• **DATA FOR PROCESSING**
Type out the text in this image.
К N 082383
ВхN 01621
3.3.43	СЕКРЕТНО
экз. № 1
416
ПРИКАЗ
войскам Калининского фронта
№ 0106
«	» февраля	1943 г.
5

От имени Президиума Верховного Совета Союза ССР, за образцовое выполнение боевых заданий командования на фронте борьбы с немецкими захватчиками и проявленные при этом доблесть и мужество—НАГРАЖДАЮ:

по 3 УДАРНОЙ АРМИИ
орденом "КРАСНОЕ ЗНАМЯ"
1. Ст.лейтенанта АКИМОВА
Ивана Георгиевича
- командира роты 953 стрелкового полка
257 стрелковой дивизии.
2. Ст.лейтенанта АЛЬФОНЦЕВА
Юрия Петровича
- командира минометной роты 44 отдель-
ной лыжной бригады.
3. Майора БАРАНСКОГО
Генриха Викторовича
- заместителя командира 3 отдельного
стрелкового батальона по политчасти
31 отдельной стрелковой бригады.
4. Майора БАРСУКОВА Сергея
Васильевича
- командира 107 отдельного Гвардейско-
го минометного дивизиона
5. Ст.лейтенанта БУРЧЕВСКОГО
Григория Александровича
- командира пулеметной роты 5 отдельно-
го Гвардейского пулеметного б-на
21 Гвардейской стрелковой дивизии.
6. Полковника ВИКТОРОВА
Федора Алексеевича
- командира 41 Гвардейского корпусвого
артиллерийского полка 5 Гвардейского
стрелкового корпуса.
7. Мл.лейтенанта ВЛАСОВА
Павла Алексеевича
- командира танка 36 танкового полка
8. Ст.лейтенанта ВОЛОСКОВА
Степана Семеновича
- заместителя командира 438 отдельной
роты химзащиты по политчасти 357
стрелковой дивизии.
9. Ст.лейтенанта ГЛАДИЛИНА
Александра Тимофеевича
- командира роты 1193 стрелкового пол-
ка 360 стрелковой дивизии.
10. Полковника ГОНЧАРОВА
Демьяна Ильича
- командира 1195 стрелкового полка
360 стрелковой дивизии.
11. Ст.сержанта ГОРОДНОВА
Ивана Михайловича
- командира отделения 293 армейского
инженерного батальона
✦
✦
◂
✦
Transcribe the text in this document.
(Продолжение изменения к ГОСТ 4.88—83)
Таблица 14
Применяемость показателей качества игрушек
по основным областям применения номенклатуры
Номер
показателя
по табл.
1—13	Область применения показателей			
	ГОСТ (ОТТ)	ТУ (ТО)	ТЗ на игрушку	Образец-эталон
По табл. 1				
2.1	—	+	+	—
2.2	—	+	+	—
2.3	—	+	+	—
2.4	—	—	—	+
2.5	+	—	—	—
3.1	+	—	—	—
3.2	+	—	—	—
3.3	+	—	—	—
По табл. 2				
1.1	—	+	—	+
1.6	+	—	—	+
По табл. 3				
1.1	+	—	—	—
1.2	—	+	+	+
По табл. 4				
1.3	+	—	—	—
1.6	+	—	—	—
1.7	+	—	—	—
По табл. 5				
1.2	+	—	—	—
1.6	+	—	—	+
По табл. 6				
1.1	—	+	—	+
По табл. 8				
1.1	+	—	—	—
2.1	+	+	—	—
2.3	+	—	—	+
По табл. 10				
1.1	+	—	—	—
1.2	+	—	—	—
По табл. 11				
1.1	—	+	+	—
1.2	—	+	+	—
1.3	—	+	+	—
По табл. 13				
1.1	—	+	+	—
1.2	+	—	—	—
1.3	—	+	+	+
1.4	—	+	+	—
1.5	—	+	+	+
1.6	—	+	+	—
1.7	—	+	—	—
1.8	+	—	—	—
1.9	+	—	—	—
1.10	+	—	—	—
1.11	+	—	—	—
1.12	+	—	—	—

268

• **EXERCISE DETAILS**
Extract every line above containing the word "this".

• **OUTPUT BELOW**
Type out the text in this image.
Transcribe the text in this document.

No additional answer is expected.